▸ Quoted text:
Going digital and harnessing data are now widely acknowledged as strategic differentiators for the financial services industry. Many financial services institutions are turning to machine learning and artificial intelligence to accelerate and augment their business models.
In conversations with bank executives, a common concern we hear is: How do I capture real world benefits of AI under strict regulatory scrutiny?
In Q1, we saw a number of trends emerge amongst bank and non-bank lenders. The Monetary Authority of Singapore (MAS) announced the development of a fairness assessment methodology in credit risk scoring and customer marketing under the Veritas Initiative. This is a significant step forward in shifting the governance conversation from principles to actionable steps. We see this as part of a broader push towards implementing responsible AI, and an important area in which to stay ahead of regulatory developments.
The New York State Department of Financial Services also released its findings on its investigation into the Apple Card program, which concluded that there was no discrimination based on sex. However, there were deficiencies in customer service, such as the degree of transparency with credit terms. There was a common misconception that spouses are entitled to equal credit terms from credit card issuers if they “shared finances”. This shines the spotlight on the importance of explainability and transparency on perceived fairness. A customer’s experience of fairness can be just as important as the final outcome.
Another question we get from executives in the financial services industry is: What are the focal areas in banking for AI solutions? Or more candidly, where do we get the real bang for the buck?
The use of natural language processing (NLP) is one area that is gaining considerable momentum for use cases such as process automation, document processing and intelligent news screening. We are also seeing both bank and nonbank players harnessing alternative data for applications such as credit risk scoring and hyper-personalisation.
We have just published a report highlighting the key trends we observed within FSI during the first quarter of 2021. Here we are share an extract from the report:
Trend #1: Increased demand for natural language processing within financial services.

▸ Given records:
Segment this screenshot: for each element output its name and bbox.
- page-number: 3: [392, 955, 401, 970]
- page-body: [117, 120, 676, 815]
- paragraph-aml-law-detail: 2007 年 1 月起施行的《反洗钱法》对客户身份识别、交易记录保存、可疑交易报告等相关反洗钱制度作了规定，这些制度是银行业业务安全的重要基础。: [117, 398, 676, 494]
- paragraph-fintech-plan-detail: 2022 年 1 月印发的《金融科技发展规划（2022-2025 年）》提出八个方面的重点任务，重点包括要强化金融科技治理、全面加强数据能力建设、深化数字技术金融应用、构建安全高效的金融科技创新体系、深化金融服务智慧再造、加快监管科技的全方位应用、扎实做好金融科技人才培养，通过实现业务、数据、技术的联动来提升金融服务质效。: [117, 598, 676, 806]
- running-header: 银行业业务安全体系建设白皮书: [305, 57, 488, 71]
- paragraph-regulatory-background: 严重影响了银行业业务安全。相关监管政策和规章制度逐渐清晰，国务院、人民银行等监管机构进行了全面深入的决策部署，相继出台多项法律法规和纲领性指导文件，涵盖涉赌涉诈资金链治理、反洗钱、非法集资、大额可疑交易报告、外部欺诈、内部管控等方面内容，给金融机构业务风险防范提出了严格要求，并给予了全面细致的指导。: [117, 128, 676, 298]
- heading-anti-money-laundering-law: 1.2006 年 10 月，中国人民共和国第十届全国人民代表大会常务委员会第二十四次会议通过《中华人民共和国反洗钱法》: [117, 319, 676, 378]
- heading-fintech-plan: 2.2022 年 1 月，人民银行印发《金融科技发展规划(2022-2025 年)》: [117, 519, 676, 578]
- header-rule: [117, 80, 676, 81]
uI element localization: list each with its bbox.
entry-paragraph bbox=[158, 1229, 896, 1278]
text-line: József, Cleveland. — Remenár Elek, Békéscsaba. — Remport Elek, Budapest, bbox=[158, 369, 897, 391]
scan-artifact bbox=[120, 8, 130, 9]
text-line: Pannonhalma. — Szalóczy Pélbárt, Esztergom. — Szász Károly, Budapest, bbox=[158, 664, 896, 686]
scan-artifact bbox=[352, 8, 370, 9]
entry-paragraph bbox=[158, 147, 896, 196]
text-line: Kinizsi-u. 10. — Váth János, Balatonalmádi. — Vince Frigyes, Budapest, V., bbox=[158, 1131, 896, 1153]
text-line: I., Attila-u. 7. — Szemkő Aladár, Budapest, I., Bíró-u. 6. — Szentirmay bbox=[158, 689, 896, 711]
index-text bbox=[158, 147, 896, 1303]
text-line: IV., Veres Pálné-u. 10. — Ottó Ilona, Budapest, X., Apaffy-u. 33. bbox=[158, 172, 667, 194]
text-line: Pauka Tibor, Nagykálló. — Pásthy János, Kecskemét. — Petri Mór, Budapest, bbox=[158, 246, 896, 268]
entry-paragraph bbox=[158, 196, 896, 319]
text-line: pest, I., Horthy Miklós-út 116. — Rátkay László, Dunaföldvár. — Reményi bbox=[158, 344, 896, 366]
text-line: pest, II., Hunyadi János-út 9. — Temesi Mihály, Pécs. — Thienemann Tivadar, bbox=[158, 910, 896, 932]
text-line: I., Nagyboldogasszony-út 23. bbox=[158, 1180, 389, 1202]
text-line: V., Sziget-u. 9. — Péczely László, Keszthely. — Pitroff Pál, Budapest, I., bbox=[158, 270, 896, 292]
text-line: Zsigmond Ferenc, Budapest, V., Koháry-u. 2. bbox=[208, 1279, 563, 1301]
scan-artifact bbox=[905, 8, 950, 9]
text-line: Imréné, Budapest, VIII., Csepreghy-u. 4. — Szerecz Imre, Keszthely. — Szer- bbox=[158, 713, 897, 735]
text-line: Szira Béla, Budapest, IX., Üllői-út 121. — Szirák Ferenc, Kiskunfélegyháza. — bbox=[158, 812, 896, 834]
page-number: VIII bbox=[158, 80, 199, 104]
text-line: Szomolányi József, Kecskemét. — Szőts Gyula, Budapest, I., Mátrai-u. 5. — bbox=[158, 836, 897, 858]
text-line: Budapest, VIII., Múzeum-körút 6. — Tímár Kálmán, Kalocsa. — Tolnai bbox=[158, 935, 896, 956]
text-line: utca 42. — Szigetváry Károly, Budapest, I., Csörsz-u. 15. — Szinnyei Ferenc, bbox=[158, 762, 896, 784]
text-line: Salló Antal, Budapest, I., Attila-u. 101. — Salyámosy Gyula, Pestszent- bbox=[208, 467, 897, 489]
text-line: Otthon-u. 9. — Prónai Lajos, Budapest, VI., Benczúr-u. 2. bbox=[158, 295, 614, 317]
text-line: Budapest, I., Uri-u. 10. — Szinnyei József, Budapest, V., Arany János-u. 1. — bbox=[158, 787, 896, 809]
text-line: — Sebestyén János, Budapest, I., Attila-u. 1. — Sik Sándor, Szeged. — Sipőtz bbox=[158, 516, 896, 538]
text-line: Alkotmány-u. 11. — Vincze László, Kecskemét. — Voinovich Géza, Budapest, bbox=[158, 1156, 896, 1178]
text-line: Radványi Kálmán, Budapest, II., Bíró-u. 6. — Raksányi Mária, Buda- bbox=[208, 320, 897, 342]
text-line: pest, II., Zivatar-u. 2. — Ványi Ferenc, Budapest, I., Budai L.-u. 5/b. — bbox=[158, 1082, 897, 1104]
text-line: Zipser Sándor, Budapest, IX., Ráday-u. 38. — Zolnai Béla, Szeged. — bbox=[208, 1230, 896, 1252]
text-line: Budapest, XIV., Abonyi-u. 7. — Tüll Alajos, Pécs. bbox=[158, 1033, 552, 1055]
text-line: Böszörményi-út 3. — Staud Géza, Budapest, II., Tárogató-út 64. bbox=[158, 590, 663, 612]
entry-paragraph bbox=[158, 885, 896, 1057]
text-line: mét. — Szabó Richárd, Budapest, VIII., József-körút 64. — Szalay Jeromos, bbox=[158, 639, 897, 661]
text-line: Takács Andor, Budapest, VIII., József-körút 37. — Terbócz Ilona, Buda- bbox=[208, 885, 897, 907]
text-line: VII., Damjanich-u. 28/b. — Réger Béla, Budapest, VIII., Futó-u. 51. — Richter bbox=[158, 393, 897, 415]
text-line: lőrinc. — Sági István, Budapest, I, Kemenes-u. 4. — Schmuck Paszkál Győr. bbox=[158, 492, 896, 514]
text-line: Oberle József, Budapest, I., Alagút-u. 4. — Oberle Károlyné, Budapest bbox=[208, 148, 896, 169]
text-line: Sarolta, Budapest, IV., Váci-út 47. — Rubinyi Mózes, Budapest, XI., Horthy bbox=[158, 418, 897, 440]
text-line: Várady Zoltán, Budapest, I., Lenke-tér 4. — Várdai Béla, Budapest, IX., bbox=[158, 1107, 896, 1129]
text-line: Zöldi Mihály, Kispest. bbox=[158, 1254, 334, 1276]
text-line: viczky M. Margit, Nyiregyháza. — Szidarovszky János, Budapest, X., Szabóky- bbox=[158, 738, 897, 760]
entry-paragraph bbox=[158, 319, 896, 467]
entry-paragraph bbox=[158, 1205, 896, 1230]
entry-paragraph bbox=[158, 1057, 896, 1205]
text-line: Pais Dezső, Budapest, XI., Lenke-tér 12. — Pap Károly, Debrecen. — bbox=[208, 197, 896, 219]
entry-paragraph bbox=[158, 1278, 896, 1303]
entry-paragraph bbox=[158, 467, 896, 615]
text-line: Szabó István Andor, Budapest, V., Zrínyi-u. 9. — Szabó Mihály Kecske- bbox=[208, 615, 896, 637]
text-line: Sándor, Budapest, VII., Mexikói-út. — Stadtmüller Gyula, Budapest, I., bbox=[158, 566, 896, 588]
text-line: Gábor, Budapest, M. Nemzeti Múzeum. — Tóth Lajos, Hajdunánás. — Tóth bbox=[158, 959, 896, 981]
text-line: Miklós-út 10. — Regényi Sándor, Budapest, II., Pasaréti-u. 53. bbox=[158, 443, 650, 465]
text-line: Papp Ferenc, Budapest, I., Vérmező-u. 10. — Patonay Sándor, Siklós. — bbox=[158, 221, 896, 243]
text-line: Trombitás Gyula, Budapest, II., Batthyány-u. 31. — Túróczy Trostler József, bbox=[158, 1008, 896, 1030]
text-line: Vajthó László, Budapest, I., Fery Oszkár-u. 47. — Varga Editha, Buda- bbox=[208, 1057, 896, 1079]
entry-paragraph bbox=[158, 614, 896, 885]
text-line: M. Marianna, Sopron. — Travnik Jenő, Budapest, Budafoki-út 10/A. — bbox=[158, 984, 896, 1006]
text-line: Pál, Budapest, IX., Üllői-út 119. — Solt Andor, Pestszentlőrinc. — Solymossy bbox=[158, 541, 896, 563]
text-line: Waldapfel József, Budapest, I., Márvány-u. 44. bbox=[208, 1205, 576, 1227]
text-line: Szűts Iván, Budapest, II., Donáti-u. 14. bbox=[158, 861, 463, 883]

▸ Stated problem 1: According to the text on AI in financial services, what did the New York State Department of Financial Services conclude from its investigation into the Apple Card program?
▸ Stated problem 2:
Decide whether each statement agrees with the text on AI in financial services. Answer yes or no, and quote the words that decide it.
(a) The Monetary Authority of Singapore announced a fairness assessment methodology under the Veritas Initiative.
(b) The Apple Card investigation found no deficiencies in customer service.
(c) The published report covers trends from the first quarter of 2021.

▸ Worked solution 1: It concluded that there was no discrimination based on sex.

▸ Worked solution 2:
(a) Yes: "The Monetary Authority of Singapore (MAS) announced the development of a fairness assessment methodology in credit risk scoring and customer marketing under the Veritas Initiative."
(b) No: "However, there were deficiencies in customer service"
(c) Yes: "the key trends we observed within FSI during the first quarter of 2021"